◆ GOAL: Draw out every line with the word "DEPARTMENT" from the listing below.

━━ ENTRIES

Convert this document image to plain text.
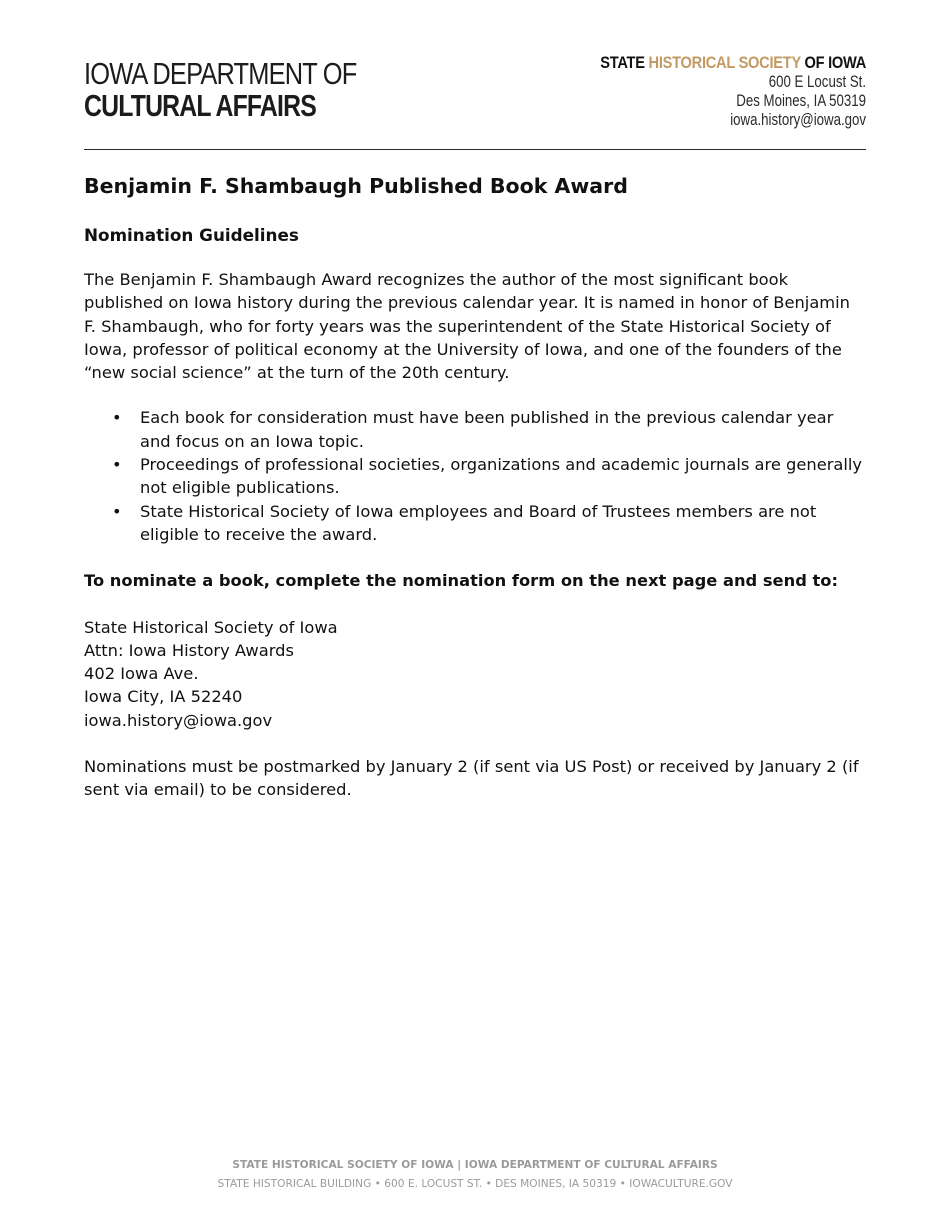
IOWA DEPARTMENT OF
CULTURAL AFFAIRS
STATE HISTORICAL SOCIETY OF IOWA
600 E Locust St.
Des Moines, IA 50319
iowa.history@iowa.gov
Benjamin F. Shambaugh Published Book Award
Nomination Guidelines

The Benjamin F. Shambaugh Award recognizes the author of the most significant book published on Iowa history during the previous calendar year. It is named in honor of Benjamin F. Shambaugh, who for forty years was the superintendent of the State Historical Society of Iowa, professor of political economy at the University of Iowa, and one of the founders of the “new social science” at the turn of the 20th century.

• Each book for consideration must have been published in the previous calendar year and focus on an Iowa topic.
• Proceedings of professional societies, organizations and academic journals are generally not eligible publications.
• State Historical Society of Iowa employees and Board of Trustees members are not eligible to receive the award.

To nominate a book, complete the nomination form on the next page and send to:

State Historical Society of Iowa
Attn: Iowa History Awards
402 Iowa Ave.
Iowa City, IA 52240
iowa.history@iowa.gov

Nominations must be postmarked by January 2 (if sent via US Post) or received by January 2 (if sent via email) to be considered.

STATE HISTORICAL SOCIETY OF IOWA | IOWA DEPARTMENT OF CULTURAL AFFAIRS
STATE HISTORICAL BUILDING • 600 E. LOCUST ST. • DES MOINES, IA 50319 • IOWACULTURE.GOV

━━━━
━━ ENTRIES

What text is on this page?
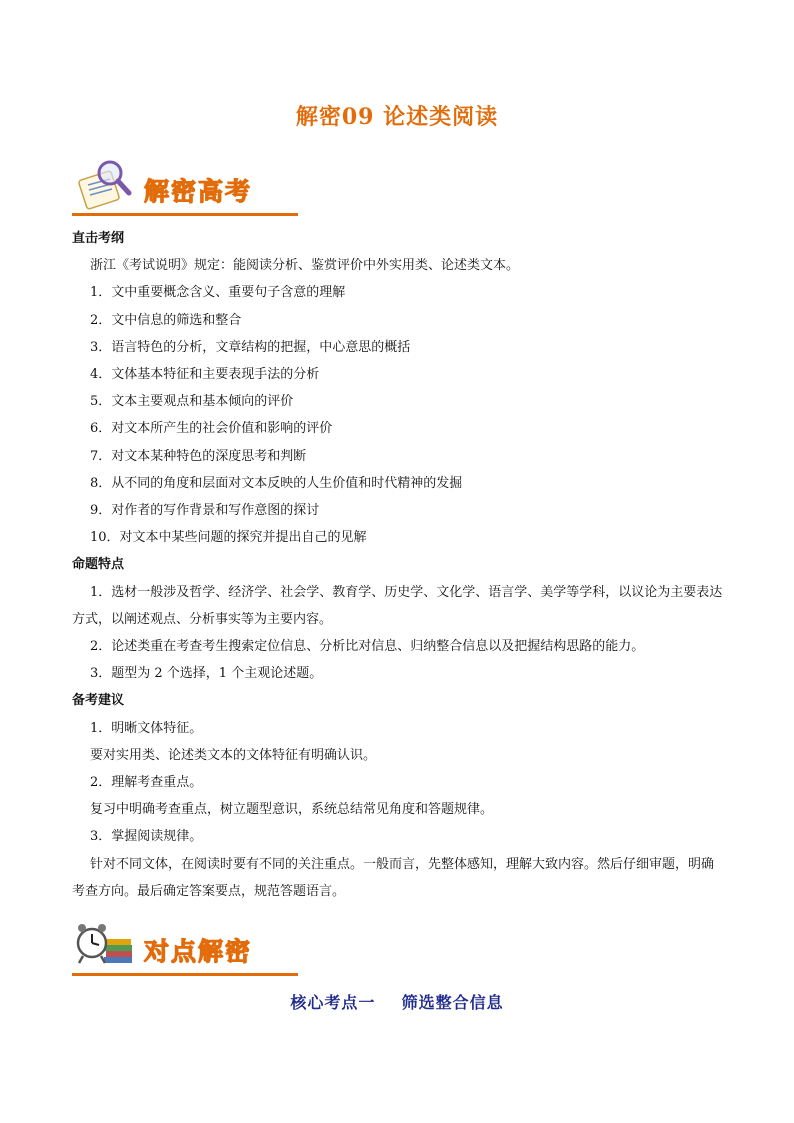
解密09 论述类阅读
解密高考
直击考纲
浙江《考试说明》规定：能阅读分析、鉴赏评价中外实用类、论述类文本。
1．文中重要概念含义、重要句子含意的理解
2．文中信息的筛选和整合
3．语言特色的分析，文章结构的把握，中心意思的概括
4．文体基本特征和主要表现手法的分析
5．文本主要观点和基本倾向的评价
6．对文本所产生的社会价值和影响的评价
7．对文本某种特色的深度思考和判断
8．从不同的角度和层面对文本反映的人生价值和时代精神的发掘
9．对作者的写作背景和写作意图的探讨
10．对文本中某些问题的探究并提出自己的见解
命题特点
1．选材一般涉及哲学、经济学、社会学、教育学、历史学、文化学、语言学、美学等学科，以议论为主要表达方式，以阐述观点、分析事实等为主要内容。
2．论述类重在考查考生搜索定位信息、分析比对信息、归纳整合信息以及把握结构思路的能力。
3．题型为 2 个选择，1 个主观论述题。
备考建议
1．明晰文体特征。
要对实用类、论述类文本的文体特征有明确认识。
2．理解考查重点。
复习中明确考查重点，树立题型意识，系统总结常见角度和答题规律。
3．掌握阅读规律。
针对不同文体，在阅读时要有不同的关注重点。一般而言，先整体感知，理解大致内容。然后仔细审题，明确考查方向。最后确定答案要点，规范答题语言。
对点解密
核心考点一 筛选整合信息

━━━━

◆ COMPLETED TASK:
IOWA DEPARTMENT OF
STATE HISTORICAL SOCIETY OF IOWA | IOWA DEPARTMENT OF CULTURAL AFFAIRS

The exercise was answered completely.